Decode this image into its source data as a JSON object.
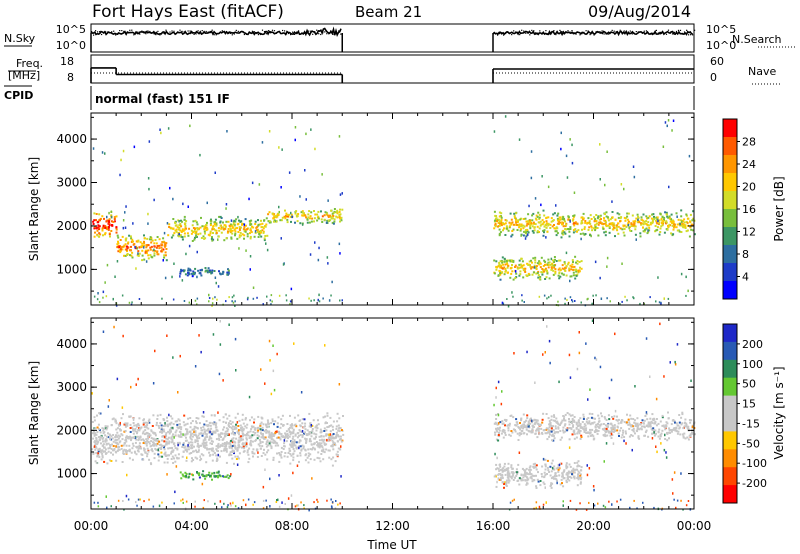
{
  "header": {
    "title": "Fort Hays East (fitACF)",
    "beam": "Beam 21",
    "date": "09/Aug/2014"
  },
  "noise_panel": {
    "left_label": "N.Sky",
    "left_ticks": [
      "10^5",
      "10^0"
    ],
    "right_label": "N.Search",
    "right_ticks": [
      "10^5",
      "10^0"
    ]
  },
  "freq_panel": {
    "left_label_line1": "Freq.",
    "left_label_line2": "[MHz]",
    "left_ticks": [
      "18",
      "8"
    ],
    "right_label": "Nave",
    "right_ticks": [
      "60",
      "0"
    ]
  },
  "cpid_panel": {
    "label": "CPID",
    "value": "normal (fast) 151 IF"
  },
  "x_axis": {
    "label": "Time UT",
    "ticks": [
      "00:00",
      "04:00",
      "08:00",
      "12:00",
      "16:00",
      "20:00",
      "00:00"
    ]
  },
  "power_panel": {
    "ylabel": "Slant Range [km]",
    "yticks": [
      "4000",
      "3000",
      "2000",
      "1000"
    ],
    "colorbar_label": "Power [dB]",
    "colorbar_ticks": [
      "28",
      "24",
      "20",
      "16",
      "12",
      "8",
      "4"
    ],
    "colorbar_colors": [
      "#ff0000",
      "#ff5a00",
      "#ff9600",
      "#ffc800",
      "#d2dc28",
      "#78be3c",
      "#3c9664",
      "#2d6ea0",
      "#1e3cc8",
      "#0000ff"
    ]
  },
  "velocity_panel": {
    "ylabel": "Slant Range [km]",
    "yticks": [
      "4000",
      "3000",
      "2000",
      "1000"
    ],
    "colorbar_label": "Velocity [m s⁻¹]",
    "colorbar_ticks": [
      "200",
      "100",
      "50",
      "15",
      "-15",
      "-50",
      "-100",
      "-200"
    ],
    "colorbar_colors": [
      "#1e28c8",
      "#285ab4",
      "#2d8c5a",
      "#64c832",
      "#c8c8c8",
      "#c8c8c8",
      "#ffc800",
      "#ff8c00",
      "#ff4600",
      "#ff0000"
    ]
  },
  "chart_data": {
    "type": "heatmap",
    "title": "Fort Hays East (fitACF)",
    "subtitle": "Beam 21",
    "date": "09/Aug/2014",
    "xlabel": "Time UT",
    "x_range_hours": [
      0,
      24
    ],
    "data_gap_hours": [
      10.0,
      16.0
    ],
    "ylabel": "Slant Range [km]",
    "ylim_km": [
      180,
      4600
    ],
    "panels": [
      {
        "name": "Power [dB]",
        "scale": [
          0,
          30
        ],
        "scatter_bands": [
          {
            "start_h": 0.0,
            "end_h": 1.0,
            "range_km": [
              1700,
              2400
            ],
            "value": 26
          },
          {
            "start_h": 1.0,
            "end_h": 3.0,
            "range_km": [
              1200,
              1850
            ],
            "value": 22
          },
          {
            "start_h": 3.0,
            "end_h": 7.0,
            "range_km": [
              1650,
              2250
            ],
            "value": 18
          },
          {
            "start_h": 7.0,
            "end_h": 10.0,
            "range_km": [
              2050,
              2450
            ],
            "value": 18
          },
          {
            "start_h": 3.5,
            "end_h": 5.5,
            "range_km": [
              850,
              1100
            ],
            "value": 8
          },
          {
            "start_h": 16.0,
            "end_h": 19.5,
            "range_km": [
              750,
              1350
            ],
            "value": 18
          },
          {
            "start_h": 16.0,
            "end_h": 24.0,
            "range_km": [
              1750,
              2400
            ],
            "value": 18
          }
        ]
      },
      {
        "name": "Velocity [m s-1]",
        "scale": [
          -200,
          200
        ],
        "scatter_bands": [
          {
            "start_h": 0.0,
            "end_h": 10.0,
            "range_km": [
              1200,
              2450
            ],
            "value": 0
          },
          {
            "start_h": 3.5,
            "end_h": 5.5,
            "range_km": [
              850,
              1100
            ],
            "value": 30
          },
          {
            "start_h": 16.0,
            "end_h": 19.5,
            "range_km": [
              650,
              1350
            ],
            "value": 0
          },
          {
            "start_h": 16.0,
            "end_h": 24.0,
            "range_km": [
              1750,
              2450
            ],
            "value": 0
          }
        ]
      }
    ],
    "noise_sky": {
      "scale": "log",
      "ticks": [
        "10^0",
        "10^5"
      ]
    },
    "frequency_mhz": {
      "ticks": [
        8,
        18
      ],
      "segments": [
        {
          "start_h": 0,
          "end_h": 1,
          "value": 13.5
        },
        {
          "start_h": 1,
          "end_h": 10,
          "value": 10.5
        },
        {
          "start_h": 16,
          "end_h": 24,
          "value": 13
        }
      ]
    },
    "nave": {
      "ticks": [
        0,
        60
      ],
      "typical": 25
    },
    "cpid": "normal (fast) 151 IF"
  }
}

-----

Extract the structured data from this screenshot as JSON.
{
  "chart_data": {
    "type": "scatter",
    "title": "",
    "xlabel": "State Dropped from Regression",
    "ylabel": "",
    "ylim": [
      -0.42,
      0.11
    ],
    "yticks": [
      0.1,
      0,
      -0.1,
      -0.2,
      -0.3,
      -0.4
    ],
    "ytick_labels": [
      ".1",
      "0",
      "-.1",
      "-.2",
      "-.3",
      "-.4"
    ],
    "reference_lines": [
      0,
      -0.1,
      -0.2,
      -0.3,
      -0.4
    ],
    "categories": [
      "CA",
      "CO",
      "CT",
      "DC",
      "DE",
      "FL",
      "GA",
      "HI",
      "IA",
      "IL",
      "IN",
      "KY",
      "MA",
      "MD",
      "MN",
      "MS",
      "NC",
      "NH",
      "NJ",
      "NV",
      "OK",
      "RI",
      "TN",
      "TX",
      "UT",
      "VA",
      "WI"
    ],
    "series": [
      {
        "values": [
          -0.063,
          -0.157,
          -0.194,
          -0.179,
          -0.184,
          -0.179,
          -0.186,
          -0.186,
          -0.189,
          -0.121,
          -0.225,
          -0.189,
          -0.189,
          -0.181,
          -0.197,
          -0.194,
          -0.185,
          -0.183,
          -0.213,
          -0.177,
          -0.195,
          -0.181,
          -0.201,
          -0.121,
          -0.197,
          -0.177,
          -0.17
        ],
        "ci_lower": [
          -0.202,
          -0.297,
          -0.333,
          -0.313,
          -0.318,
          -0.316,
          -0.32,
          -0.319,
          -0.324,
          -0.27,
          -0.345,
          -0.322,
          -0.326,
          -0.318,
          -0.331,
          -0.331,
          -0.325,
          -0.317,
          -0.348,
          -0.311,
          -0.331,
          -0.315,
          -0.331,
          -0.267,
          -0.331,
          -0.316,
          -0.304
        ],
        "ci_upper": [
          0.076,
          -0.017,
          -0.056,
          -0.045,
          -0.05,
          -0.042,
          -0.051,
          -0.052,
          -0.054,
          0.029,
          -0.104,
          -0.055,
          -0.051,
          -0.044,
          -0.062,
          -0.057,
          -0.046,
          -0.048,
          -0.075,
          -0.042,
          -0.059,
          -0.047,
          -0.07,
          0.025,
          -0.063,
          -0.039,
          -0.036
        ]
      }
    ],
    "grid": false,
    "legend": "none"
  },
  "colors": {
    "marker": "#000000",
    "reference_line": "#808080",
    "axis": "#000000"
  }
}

-----

• [Goal of the exercise] Tally the lines above that contain the word "fast", and reply with only the number.

• [Reply] 2